▸ Requirement
From the entries below, copy out every line with "Sonntag" in it.

Entries from a dataset
+ + + + +
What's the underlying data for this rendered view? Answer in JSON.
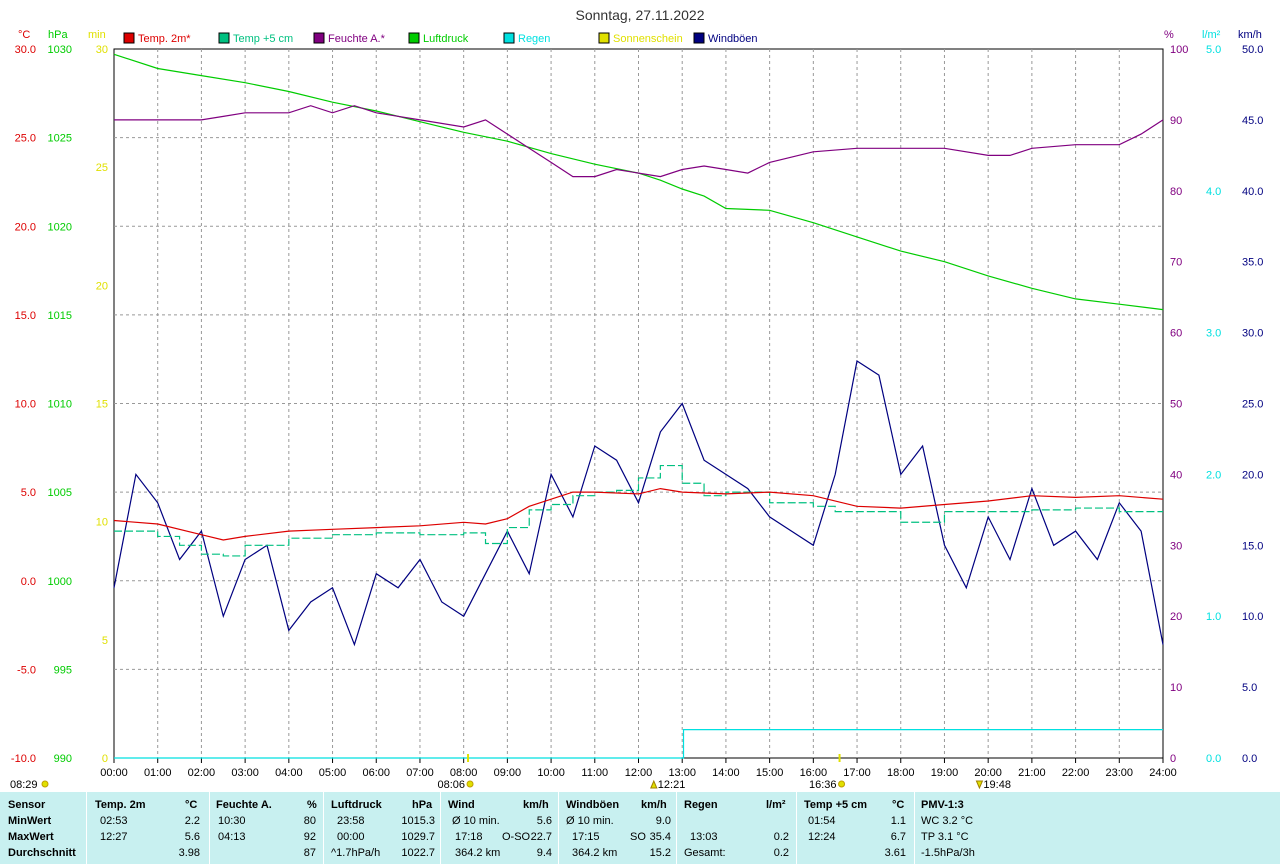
{
  "title": "Sonntag, 27.11.2022",
  "axis_units": {
    "temp": "°C",
    "pressure": "hPa",
    "sun": "min",
    "humidity": "%",
    "rain": "l/m²",
    "wind": "km/h"
  },
  "legend": [
    {
      "label": "Temp. 2m*",
      "color": "#dd0000"
    },
    {
      "label": "Temp +5 cm",
      "color": "#00c080"
    },
    {
      "label": "Feuchte A.*",
      "color": "#800080"
    },
    {
      "label": "Luftdruck",
      "color": "#00cc00"
    },
    {
      "label": "Regen",
      "color": "#00e0e0"
    },
    {
      "label": "Sonnenschein",
      "color": "#e0e000"
    },
    {
      "label": "Windböen",
      "color": "#000080"
    }
  ],
  "colors": {
    "temp": "#dd0000",
    "temp5": "#00c080",
    "humidity": "#800080",
    "pressure": "#00cc00",
    "rain": "#00e0e0",
    "sun": "#e0e000",
    "wind": "#000080",
    "stats_bg": "#c8f0f0"
  },
  "sun_events": {
    "sunrise": "08:06",
    "sunset": "16:36",
    "max_temp_time": "12:21",
    "max_pressure_time": "19:48",
    "left_time": "08:29"
  },
  "stats": {
    "headers": {
      "sensor": "Sensor",
      "temp": "Temp. 2m",
      "temp_u": "°C",
      "hum": "Feuchte A.",
      "hum_u": "%",
      "press": "Luftdruck",
      "press_u": "hPa",
      "wind": "Wind",
      "wind_u": "km/h",
      "gust": "Windböen",
      "gust_u": "km/h",
      "rain": "Regen",
      "rain_u": "l/m²",
      "temp5": "Temp +5 cm",
      "temp5_u": "°C",
      "pmv": "PMV-1:3"
    },
    "row_labels": {
      "min": "MinWert",
      "max": "MaxWert",
      "avg": "Durchschnitt"
    },
    "min": {
      "temp_time": "02:53",
      "temp": "2.2",
      "hum_time": "10:30",
      "hum": "80",
      "press_time": "23:58",
      "press": "1015.3",
      "wind_label": "Ø 10 min.",
      "wind": "5.6",
      "gust_label": "Ø 10 min.",
      "gust": "9.0",
      "temp5_time": "01:54",
      "temp5": "1.1",
      "pmv": "WC 3.2 °C"
    },
    "max": {
      "temp_time": "12:27",
      "temp": "5.6",
      "hum_time": "04:13",
      "hum": "92",
      "press_time": "00:00",
      "press": "1029.7",
      "wind_time": "17:18",
      "wind_dir": "O-SO",
      "wind": "22.7",
      "gust_time": "17:15",
      "gust_dir": "SO",
      "gust": "35.4",
      "rain_time": "13:03",
      "rain": "0.2",
      "temp5_time": "12:24",
      "temp5": "6.7",
      "pmv": "TP 3.1 °C"
    },
    "avg": {
      "temp": "3.98",
      "hum": "87",
      "press_trend": "^1.7hPa/h",
      "press": "1022.7",
      "wind_dist": "364.2 km",
      "wind": "9.4",
      "gust_dist": "364.2 km",
      "gust": "15.2",
      "rain_label": "Gesamt:",
      "rain": "0.2",
      "temp5": "3.61",
      "pmv": "-1.5hPa/3h"
    }
  },
  "chart_data": {
    "type": "line",
    "title": "Sonntag, 27.11.2022",
    "x_unit": "hour of day",
    "xlim": [
      0,
      24
    ],
    "x_ticks": [
      "00:00",
      "01:00",
      "02:00",
      "03:00",
      "04:00",
      "05:00",
      "06:00",
      "07:00",
      "08:00",
      "09:00",
      "10:00",
      "11:00",
      "12:00",
      "13:00",
      "14:00",
      "15:00",
      "16:00",
      "17:00",
      "18:00",
      "19:00",
      "20:00",
      "21:00",
      "22:00",
      "23:00",
      "24:00"
    ],
    "axes": {
      "temp": {
        "unit": "°C",
        "range": [
          -10,
          30
        ],
        "ticks": [
          "30.0",
          "25.0",
          "20.0",
          "15.0",
          "10.0",
          "5.0",
          "0.0",
          "-5.0",
          "-10.0"
        ]
      },
      "pressure": {
        "unit": "hPa",
        "range": [
          990,
          1030
        ],
        "ticks": [
          "1030",
          "1025",
          "1020",
          "1015",
          "1010",
          "1005",
          "1000",
          "995",
          "990"
        ]
      },
      "sun": {
        "unit": "min",
        "range": [
          0,
          30
        ],
        "ticks": [
          "30",
          "25",
          "20",
          "15",
          "10",
          "5",
          "0"
        ]
      },
      "humidity": {
        "unit": "%",
        "range": [
          0,
          100
        ],
        "ticks": [
          "100",
          "90",
          "80",
          "70",
          "60",
          "50",
          "40",
          "30",
          "20",
          "10",
          "0"
        ]
      },
      "rain": {
        "unit": "l/m²",
        "range": [
          0,
          5
        ],
        "ticks": [
          "5.0",
          "4.0",
          "3.0",
          "2.0",
          "1.0",
          "0.0"
        ]
      },
      "wind": {
        "unit": "km/h",
        "range": [
          0,
          50
        ],
        "ticks": [
          "50.0",
          "45.0",
          "40.0",
          "35.0",
          "30.0",
          "25.0",
          "20.0",
          "15.0",
          "10.0",
          "5.0",
          "0.0"
        ]
      }
    },
    "series": [
      {
        "name": "Temp. 2m*",
        "axis": "temp",
        "x": [
          0,
          1,
          2,
          2.5,
          3,
          4,
          5,
          6,
          7,
          8,
          8.5,
          9,
          9.5,
          10,
          10.5,
          11,
          12,
          12.5,
          13,
          14,
          15,
          16,
          17,
          18,
          19,
          20,
          21,
          22,
          23,
          24
        ],
        "y": [
          3.4,
          3.2,
          2.6,
          2.3,
          2.5,
          2.8,
          2.9,
          3.0,
          3.1,
          3.3,
          3.2,
          3.5,
          4.2,
          4.6,
          5.0,
          5.0,
          4.9,
          5.2,
          5.0,
          4.9,
          5.0,
          4.8,
          4.2,
          4.1,
          4.3,
          4.5,
          4.8,
          4.7,
          4.8,
          4.6
        ]
      },
      {
        "name": "Temp +5 cm",
        "axis": "temp",
        "x": [
          0,
          1,
          1.5,
          2,
          2.5,
          3,
          4,
          5,
          6,
          7,
          8,
          8.5,
          9,
          9.5,
          10,
          10.5,
          11,
          11.5,
          12,
          12.5,
          13,
          13.5,
          14,
          15,
          16,
          16.5,
          17,
          18,
          19,
          20,
          21,
          22,
          23,
          24
        ],
        "y": [
          2.8,
          2.5,
          2.0,
          1.5,
          1.4,
          2.0,
          2.4,
          2.6,
          2.7,
          2.6,
          2.7,
          2.1,
          3.0,
          4.0,
          4.3,
          4.8,
          5.0,
          5.1,
          5.8,
          6.5,
          5.5,
          4.8,
          5.0,
          4.4,
          4.2,
          3.9,
          3.9,
          3.3,
          3.9,
          3.9,
          4.0,
          4.1,
          3.9,
          3.9
        ]
      },
      {
        "name": "Feuchte A.*",
        "axis": "humidity",
        "x": [
          0,
          1,
          2,
          2.5,
          3,
          4,
          4.5,
          5,
          5.5,
          6,
          7,
          8,
          8.5,
          9,
          9.5,
          10,
          10.5,
          11,
          11.5,
          12,
          12.5,
          13,
          13.5,
          14,
          14.5,
          15,
          16,
          17,
          18,
          19,
          20,
          20.5,
          21,
          22,
          23,
          23.5,
          24
        ],
        "y": [
          90,
          90,
          90,
          90.5,
          91,
          91,
          92,
          91,
          92,
          91,
          90,
          89,
          90,
          88,
          86,
          84,
          82,
          82,
          83,
          82.5,
          82,
          83,
          83.5,
          83,
          82.5,
          84,
          85.5,
          86,
          86,
          86,
          85,
          85,
          86,
          86.5,
          86.5,
          88,
          90
        ]
      },
      {
        "name": "Luftdruck",
        "axis": "pressure",
        "x": [
          0,
          1,
          2,
          3,
          4,
          5,
          6,
          7,
          8,
          9,
          10,
          11,
          12,
          12.5,
          13,
          13.5,
          14,
          15,
          16,
          17,
          18,
          19,
          20,
          21,
          22,
          23,
          24
        ],
        "y": [
          1029.7,
          1028.9,
          1028.5,
          1028.1,
          1027.6,
          1027.0,
          1026.5,
          1025.9,
          1025.3,
          1024.8,
          1024.1,
          1023.5,
          1023.0,
          1022.6,
          1022.1,
          1021.7,
          1021.0,
          1020.9,
          1020.2,
          1019.4,
          1018.6,
          1018.0,
          1017.2,
          1016.5,
          1015.9,
          1015.6,
          1015.3
        ]
      },
      {
        "name": "Regen",
        "axis": "rain",
        "x": [
          0,
          13.0,
          13.03,
          24
        ],
        "y": [
          0,
          0,
          0.2,
          0.2
        ]
      },
      {
        "name": "Windböen",
        "axis": "wind",
        "x": [
          0,
          0.5,
          1,
          1.5,
          2,
          2.5,
          3,
          3.5,
          4,
          4.5,
          5,
          5.5,
          6,
          6.5,
          7,
          7.5,
          8,
          8.5,
          9,
          9.5,
          10,
          10.5,
          11,
          11.5,
          12,
          12.5,
          13,
          13.5,
          14,
          14.5,
          15,
          15.5,
          16,
          16.5,
          17,
          17.5,
          18,
          18.5,
          19,
          19.5,
          20,
          20.5,
          21,
          21.5,
          22,
          22.5,
          23,
          23.5,
          24
        ],
        "y": [
          12,
          20,
          18,
          14,
          16,
          10,
          14,
          15,
          9,
          11,
          12,
          8,
          13,
          12,
          14,
          11,
          10,
          13,
          16,
          13,
          20,
          17,
          22,
          21,
          18,
          23,
          25,
          21,
          20,
          19,
          17,
          16,
          15,
          20,
          28,
          27,
          20,
          22,
          15,
          12,
          17,
          14,
          19,
          15,
          16,
          14,
          18,
          16,
          8
        ]
      }
    ],
    "sunshine": {
      "name": "Sonnenschein",
      "total_min": 0
    },
    "rain_total": 0.2
  }
}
+ + + + +
▸ Response
  "title": "Sonntag, 27.11.2022",
    "title": "Sonntag, 27.11.2022",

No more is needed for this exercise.